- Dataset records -
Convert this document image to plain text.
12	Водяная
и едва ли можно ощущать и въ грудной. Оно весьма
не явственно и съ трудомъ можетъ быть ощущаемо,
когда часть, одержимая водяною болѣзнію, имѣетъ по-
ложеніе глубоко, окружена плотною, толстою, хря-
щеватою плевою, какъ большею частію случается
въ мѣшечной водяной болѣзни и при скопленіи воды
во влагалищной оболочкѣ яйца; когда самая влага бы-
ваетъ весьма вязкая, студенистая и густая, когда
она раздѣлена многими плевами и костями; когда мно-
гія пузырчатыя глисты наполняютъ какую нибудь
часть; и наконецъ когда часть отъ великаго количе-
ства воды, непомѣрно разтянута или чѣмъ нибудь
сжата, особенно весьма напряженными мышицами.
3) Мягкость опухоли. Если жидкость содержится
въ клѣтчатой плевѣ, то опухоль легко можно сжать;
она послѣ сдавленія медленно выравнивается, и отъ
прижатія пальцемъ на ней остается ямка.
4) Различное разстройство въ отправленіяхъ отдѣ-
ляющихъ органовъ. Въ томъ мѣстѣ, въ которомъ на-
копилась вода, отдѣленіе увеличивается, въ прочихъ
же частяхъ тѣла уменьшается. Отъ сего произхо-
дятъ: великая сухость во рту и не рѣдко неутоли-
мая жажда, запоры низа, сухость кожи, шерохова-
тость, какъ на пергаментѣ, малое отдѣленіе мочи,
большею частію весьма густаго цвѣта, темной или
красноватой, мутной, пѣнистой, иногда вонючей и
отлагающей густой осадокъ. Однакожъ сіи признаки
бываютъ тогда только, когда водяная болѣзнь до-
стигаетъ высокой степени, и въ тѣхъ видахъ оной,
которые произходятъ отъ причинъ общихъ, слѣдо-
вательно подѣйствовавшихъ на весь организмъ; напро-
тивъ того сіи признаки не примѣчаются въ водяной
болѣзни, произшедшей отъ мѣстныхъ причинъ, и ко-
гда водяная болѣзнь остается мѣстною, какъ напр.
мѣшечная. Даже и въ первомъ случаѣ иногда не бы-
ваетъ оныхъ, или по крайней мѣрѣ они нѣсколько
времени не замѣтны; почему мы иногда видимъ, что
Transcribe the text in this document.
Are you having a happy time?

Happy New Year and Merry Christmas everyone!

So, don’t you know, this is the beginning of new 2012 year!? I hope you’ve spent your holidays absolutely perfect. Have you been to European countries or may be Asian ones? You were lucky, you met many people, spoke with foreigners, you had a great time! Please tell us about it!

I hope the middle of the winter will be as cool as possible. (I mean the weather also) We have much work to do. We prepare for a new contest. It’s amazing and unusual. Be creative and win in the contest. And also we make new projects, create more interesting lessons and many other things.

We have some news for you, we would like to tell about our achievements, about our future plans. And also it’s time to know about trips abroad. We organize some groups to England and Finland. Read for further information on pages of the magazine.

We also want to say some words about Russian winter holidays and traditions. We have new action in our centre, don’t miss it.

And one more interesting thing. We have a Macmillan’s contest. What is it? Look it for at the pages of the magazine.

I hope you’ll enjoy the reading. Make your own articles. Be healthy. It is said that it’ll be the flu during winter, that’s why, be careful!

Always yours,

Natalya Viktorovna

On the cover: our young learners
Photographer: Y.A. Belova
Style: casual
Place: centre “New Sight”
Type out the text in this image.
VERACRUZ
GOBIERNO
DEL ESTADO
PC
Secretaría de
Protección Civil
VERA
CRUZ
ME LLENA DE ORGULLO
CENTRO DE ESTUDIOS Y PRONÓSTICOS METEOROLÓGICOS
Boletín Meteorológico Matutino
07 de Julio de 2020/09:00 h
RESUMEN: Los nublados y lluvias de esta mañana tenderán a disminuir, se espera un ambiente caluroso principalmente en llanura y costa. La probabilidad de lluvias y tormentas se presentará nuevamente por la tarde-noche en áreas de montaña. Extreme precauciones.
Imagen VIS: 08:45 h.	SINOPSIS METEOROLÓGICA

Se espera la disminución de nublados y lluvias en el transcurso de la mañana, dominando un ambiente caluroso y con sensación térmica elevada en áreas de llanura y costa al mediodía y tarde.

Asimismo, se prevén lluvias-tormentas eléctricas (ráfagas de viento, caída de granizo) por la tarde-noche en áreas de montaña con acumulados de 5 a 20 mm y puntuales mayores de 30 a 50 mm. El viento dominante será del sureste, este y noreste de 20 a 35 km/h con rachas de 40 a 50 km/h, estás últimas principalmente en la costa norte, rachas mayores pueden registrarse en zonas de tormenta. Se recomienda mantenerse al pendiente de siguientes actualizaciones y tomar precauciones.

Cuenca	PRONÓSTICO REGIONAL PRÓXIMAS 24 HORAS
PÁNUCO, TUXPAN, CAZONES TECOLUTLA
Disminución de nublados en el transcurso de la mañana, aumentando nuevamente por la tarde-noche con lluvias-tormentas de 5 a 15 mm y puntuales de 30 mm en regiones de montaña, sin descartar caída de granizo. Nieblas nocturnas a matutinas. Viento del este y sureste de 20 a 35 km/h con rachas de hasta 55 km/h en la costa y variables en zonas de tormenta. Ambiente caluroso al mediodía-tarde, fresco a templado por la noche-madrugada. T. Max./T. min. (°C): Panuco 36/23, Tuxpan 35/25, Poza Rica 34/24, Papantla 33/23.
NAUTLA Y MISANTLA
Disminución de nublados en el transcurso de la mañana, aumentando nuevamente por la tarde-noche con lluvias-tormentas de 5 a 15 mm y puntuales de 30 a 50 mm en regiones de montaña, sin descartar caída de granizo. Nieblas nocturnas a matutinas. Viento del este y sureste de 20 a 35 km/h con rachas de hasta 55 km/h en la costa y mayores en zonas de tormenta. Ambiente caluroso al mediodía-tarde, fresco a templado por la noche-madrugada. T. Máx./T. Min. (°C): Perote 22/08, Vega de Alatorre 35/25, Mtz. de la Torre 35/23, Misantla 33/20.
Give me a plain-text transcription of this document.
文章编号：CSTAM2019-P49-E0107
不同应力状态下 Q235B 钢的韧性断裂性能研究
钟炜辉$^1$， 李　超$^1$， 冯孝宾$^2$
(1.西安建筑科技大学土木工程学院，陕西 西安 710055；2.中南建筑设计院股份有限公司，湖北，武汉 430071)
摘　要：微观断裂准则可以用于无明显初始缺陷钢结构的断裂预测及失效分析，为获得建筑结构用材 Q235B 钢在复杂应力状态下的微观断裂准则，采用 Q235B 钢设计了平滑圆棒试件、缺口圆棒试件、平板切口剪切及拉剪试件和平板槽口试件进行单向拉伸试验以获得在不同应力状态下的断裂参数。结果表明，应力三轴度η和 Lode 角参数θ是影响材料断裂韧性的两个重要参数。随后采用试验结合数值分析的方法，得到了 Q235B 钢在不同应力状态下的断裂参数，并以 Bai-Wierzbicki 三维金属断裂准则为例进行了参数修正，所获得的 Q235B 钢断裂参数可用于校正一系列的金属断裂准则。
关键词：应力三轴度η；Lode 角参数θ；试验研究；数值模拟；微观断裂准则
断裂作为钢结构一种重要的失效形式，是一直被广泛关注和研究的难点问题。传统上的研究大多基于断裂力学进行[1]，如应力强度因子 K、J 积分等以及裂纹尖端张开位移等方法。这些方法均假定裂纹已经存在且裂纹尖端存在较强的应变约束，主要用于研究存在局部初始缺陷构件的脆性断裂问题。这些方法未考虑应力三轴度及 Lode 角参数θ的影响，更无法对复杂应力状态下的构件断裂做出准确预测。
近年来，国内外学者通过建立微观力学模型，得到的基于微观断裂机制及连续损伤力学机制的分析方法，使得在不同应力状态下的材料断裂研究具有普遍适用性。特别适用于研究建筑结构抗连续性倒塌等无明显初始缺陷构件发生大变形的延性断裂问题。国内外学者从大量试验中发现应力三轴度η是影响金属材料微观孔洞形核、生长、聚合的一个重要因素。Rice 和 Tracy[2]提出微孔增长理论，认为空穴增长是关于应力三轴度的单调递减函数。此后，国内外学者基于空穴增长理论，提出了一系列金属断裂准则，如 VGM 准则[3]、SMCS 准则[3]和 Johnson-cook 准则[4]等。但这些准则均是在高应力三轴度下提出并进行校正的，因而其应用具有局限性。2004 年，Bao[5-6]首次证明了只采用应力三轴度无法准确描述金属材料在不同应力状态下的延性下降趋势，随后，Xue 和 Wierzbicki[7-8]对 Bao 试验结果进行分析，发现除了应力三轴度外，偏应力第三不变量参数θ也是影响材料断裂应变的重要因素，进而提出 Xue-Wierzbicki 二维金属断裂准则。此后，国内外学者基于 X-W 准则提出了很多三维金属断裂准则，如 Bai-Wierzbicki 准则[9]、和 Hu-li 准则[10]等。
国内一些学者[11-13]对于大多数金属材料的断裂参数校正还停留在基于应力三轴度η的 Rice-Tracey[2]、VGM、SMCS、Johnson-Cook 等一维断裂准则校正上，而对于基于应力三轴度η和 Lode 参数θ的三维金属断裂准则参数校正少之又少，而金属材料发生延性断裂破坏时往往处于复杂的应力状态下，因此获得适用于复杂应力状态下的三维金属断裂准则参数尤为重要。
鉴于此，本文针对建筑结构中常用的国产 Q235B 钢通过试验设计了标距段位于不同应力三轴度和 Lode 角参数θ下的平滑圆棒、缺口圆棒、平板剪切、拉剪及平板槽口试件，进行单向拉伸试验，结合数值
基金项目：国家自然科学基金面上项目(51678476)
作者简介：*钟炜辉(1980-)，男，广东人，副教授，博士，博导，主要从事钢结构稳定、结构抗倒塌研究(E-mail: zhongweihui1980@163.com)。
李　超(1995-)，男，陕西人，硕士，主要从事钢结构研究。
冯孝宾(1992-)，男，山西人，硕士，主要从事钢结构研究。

- Description of the task -
Identify each line in the records above that contains the word "иногда", and copy it out in full.

- Answer in full -
красноватой, мутной, пѣнистой, иногда вонючей и
мѣшечная. Даже и въ первомъ случаѣ иногда не бы-
времени не замѣтны; почему мы иногда видимъ, что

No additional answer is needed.